**ARTICLE**
____________
She had a reason: Blanche Blackwell.

• L
OVE
•

In 1956 Ian had met his fantasy woman. She was not in her 30s – she was only four years younger than he was – but she was the soul-mate he knew he wanted: a kind, smart, independently wealthy Jewish divorcée with an exotic heritage. She had been born in Costa Rica into one of Jamaica's oldest plantation families, the Lindos, and had married a Blackwell, related to Ian's friend John Blackwell, from the family who ran Crosse and Blackwell.

She had one son, Christopher. Her home was in Jamaica, but because Chris had been until recently at Harrow, she had spent the past several years in England. She had inherited thousands of acres of land on the island, including the part she sold to Noël Coward. Ian knew her brother, and he had been told by various people that she was an interesting woman, likeable and self-assured. There had been an affair with Errol Flynn, who had wanted to marry her.

When they met for the first time, at a social gathering, she found Fleming dreadful. She happened to mention that the area where she lived was becoming the latest gay hangout, and he said, ‘Don't tell me you're a lesbian then.' He called her, in conversation with someone else, a stupid bitch.

Somehow, in spite of his insulting behaviour, they got together in the winter of 1956. Anne at the time was in England, in rehab at a health farm. She needed to stop taking the tablets. She was also avoiding Jamaica, where the Spartan facilities and irritable, preoccupied husband had become a strain. So Ian and Blanche were free to shop together for toys that Caspar could play with when he came to Jamaica next year. They were both invited to Noël Coward's house. Blanche swam like a fish. Everyone could see that she and Ian were flirting. And pretty soon, they were always invited to the same parties.

A photograph of them together on the beach shows that they were both running to fat, but they look happy. She was much better at managing him than Anne was and less insistent on being noticed. Later, as his health worsened, somebody remarked that she was exactly what he needed – a nanny.
____________
**INFORMATION SUPPLIED**
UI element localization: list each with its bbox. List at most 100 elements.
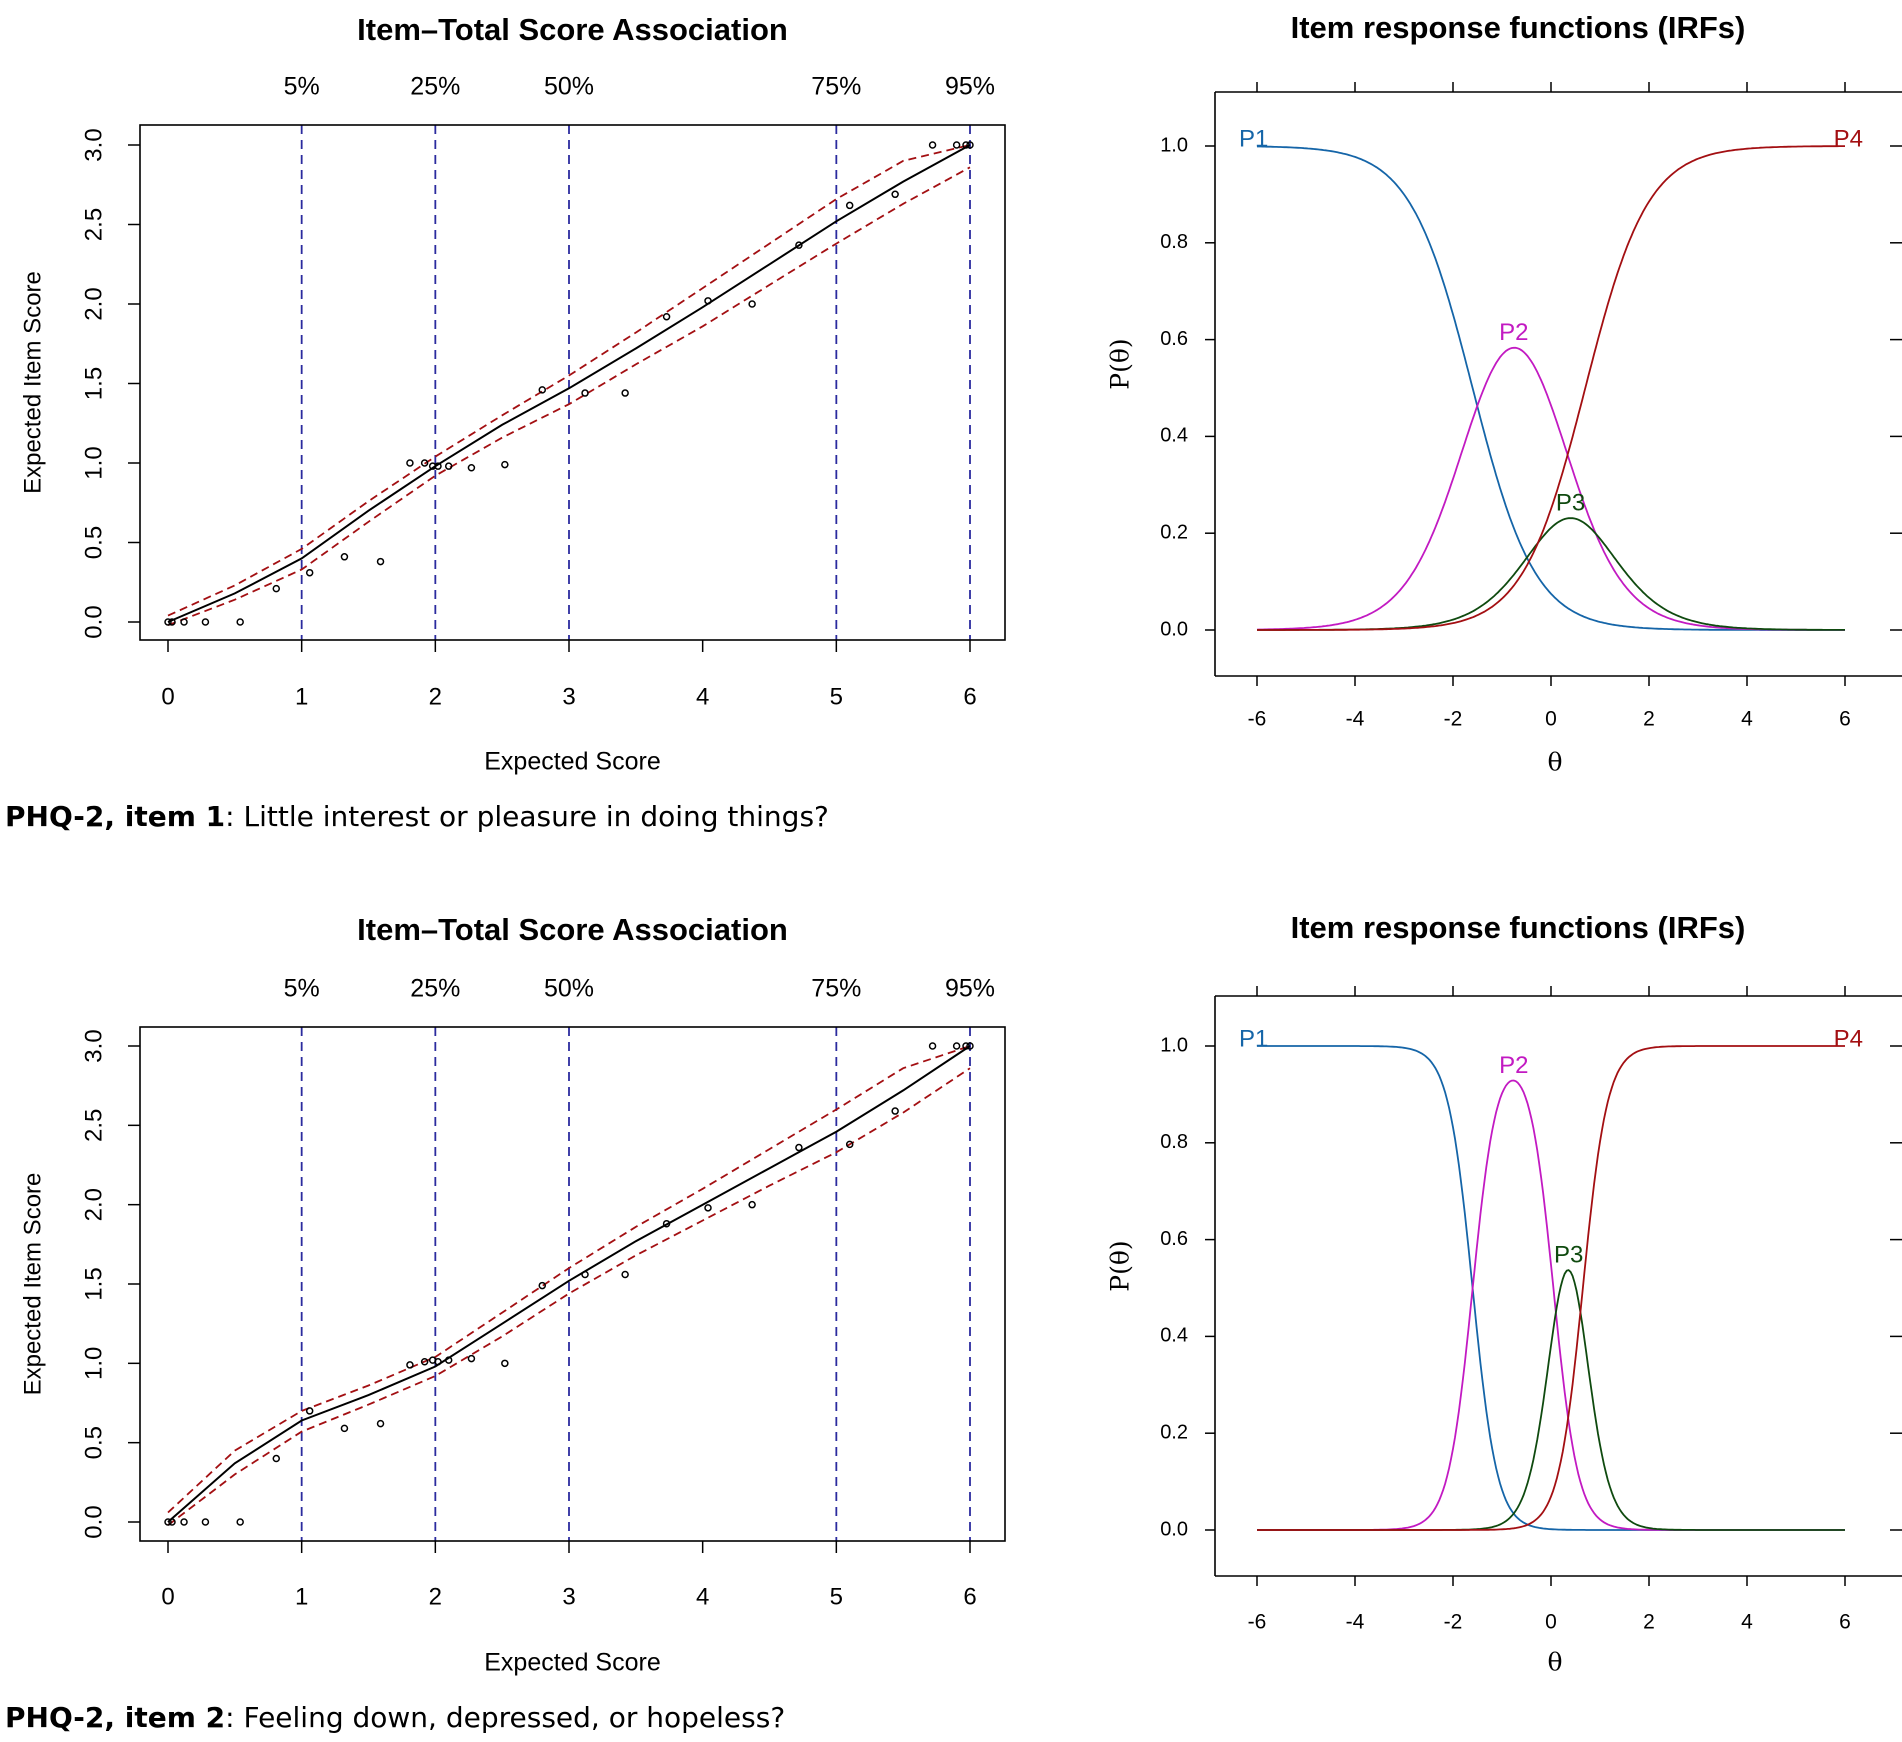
____________
**PROBLEMS AND TASKS**
a: Print the passage about Ian Fleming and Blanche Blackwell, beginning at the words "When they met" and stopping after "a stupid bitch.".
b: List every country named in the passage about Ian Fleming and Blanche Blackwell.
The lines play no part in any of this.

**RESPONSE LIST**
a:
When they met for the first time, at a social gathering, she found Fleming dreadful. She happened to mention that the area where she lived was becoming the latest gay hangout, and he said, ‘Don't tell me you're a lesbian then.' He called her, in conversation with someone else, a stupid bitch.

b: Costa Rica, Jamaica, England